━━━ DATA EXTRACT

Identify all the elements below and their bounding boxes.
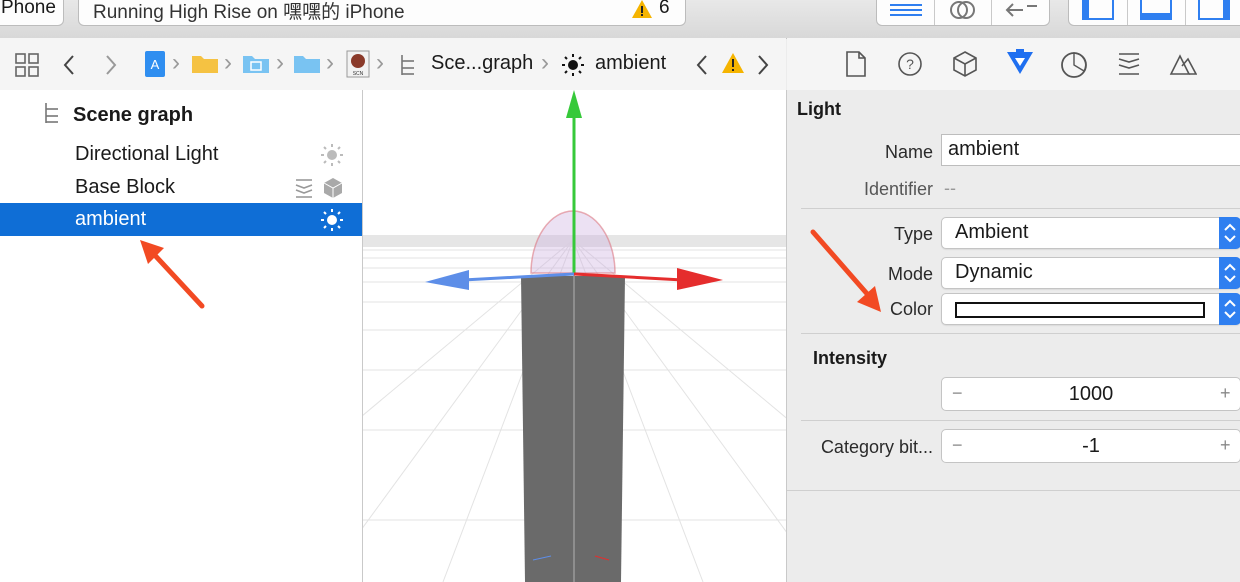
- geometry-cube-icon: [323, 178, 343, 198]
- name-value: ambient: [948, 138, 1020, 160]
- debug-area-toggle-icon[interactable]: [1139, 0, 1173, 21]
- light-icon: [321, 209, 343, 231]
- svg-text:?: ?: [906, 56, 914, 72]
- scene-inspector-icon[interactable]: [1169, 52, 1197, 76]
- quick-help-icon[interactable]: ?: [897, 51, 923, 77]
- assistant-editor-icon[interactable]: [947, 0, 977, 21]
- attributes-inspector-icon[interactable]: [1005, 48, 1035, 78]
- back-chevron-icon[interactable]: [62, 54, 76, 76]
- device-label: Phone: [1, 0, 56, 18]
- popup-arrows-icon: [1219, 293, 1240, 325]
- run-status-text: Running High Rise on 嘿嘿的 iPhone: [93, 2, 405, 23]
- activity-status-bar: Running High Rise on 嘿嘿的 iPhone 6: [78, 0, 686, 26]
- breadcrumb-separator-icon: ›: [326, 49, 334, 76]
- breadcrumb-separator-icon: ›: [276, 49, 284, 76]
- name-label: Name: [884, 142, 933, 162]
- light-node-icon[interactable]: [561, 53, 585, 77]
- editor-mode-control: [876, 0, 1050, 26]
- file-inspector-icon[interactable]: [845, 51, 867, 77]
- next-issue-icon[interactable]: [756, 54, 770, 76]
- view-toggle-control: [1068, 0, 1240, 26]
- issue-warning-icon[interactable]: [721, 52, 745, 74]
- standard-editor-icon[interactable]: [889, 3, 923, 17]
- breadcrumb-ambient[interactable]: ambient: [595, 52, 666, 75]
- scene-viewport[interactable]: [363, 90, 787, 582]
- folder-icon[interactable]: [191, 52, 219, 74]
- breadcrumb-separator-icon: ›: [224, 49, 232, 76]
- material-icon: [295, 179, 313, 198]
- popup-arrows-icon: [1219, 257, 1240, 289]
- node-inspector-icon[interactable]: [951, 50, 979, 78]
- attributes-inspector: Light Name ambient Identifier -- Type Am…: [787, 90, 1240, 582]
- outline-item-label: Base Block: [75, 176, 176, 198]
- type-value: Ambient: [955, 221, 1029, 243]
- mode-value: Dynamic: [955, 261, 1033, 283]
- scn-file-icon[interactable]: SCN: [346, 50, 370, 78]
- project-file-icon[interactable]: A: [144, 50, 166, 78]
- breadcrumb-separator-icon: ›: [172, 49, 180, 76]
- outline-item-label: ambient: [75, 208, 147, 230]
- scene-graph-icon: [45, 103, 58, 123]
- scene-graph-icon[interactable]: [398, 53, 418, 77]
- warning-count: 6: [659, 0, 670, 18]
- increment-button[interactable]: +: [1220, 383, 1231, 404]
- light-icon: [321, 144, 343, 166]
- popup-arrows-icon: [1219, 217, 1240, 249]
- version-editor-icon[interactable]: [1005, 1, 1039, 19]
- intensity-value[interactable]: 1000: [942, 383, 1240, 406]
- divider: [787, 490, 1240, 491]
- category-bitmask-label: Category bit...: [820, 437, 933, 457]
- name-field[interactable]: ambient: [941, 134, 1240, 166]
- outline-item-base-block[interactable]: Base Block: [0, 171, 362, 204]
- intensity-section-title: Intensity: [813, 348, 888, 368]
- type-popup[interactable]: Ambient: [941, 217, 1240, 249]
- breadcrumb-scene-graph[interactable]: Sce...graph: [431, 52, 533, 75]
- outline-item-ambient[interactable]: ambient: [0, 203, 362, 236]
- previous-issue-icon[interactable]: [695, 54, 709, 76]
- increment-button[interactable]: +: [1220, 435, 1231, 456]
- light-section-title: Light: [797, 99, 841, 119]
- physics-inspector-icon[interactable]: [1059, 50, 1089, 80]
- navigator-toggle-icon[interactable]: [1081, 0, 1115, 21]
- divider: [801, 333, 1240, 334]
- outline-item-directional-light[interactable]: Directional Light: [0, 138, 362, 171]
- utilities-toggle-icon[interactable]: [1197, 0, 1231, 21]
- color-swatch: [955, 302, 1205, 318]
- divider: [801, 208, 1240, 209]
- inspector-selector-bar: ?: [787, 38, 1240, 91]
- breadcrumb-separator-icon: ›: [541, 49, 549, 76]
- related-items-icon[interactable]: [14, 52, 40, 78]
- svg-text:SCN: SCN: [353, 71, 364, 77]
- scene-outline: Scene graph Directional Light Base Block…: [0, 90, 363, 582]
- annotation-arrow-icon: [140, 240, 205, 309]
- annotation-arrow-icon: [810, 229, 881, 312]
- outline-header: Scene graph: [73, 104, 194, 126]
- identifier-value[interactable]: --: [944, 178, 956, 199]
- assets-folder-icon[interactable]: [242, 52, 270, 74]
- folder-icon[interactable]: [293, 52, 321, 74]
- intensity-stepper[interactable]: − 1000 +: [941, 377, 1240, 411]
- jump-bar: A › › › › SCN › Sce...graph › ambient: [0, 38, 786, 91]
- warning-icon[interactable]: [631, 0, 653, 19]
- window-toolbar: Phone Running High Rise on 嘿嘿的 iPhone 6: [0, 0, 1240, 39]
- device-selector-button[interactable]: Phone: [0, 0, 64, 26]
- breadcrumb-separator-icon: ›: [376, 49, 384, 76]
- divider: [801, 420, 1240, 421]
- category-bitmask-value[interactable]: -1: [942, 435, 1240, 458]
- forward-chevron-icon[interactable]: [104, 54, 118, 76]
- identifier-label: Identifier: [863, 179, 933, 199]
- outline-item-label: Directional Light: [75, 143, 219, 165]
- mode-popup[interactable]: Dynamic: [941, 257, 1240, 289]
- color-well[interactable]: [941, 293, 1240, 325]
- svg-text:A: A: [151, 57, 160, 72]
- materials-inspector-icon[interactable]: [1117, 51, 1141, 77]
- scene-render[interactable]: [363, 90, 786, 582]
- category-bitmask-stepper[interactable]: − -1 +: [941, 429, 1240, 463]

━━━━━━
━━━ DATA EXTRACT

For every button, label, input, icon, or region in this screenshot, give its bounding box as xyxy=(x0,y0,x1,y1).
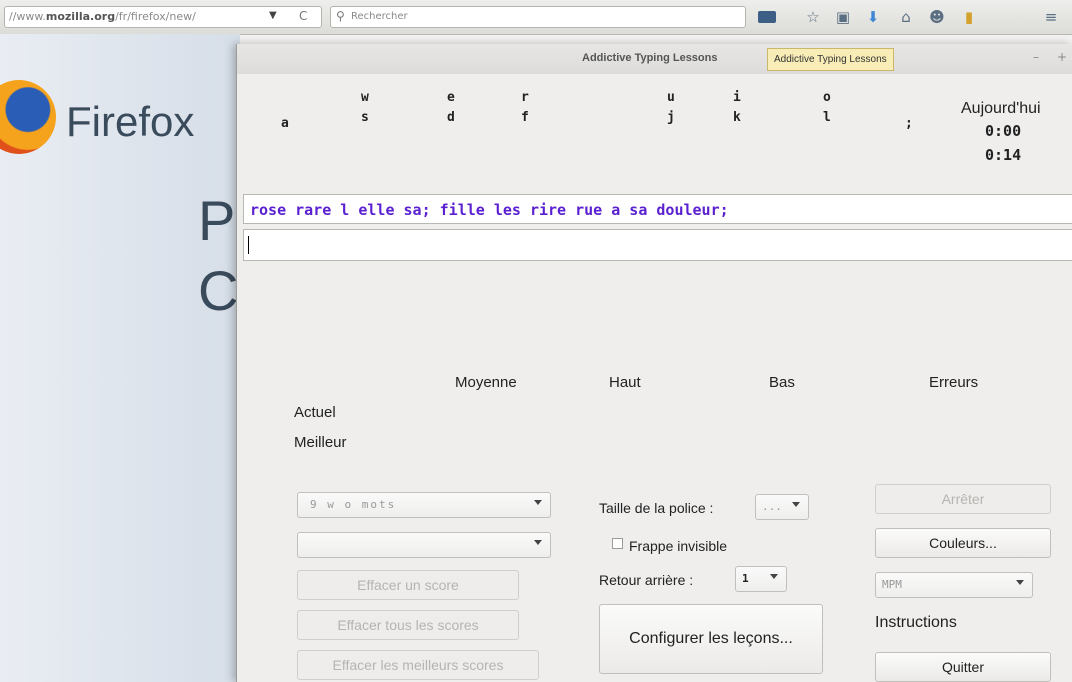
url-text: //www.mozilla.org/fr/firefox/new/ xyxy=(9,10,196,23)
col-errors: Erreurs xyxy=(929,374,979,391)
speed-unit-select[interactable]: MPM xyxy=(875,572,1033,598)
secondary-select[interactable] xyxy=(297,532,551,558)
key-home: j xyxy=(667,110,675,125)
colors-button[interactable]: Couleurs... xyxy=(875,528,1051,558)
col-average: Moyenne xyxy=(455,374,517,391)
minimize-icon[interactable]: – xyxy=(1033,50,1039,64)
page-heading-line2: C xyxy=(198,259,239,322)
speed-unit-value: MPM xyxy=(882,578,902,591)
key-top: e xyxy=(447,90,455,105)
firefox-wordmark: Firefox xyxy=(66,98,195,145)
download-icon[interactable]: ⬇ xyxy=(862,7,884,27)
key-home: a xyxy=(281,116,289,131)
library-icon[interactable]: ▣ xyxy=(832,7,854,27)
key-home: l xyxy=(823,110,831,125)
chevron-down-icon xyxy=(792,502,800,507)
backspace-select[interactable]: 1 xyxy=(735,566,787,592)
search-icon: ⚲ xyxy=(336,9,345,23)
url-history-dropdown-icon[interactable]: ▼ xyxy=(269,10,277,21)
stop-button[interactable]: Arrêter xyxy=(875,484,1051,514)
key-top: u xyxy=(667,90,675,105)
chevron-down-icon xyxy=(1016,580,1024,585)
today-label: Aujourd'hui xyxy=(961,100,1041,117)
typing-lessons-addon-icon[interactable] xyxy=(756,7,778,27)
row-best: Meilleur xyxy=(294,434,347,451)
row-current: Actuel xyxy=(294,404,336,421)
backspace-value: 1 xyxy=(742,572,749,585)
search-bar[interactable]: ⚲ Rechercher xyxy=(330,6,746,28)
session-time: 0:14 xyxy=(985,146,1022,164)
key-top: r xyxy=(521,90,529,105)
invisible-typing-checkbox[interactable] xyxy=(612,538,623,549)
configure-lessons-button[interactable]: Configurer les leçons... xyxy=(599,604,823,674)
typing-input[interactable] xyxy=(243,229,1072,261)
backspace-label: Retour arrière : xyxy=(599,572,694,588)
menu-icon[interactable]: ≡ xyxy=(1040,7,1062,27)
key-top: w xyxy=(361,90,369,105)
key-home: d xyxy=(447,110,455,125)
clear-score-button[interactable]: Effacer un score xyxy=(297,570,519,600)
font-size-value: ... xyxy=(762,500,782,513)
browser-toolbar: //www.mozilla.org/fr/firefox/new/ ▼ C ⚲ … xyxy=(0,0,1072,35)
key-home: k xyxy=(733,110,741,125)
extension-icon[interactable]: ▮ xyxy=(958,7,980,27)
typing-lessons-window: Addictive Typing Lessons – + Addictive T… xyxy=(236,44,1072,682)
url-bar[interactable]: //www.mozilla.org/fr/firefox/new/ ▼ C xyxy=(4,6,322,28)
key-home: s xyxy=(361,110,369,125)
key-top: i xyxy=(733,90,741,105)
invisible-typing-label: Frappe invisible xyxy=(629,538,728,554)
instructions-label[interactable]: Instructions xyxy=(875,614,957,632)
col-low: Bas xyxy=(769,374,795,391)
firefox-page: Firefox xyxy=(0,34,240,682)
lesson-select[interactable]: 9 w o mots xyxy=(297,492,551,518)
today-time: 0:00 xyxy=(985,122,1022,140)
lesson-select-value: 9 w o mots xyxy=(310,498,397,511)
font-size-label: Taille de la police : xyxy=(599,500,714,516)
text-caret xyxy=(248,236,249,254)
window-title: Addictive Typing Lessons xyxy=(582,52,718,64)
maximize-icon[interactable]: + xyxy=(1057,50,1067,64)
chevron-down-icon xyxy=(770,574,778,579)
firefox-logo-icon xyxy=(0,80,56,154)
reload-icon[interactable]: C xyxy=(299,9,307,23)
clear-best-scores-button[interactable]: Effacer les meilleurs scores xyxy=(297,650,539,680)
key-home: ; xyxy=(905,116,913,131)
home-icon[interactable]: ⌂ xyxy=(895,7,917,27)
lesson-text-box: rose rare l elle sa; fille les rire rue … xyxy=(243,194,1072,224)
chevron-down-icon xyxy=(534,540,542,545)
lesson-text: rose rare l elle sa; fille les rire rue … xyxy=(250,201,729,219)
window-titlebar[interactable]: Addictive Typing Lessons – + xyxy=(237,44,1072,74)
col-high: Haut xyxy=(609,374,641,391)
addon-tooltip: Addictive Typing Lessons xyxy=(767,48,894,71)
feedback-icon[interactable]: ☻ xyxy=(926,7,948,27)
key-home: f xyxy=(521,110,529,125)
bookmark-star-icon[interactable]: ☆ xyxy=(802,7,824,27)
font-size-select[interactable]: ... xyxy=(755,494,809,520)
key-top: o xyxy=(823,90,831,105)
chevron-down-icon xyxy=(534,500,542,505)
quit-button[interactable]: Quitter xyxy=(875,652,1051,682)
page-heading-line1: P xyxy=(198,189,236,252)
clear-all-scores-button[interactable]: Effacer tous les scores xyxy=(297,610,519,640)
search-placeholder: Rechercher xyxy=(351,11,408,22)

━━━━━━

WRITTEN REQUEST. Copy the lines of the data above verbatim, starting at the line that contains "url-text: //www.mozilla.org/fr/firefox/new/ xyxy=(9,10,196,23)" and ending at the line that contains "key-top: e xyxy=(447,90,455,105)", both included.

EXERCISE RESPONSE.
url-text: //www.mozilla.org/fr/firefox/new/ xyxy=(9,10,196,23)
col-errors: Erreurs xyxy=(929,374,979,391)
speed-unit-select[interactable]: MPM xyxy=(875,572,1033,598)
secondary-select[interactable] xyxy=(297,532,551,558)
key-home: j xyxy=(667,110,675,125)
colors-button[interactable]: Couleurs... xyxy=(875,528,1051,558)
col-average: Moyenne xyxy=(455,374,517,391)
minimize-icon[interactable]: – xyxy=(1033,50,1039,64)
page-heading-line2: C xyxy=(198,259,239,322)
speed-unit-value: MPM xyxy=(882,578,902,591)
key-top: e xyxy=(447,90,455,105)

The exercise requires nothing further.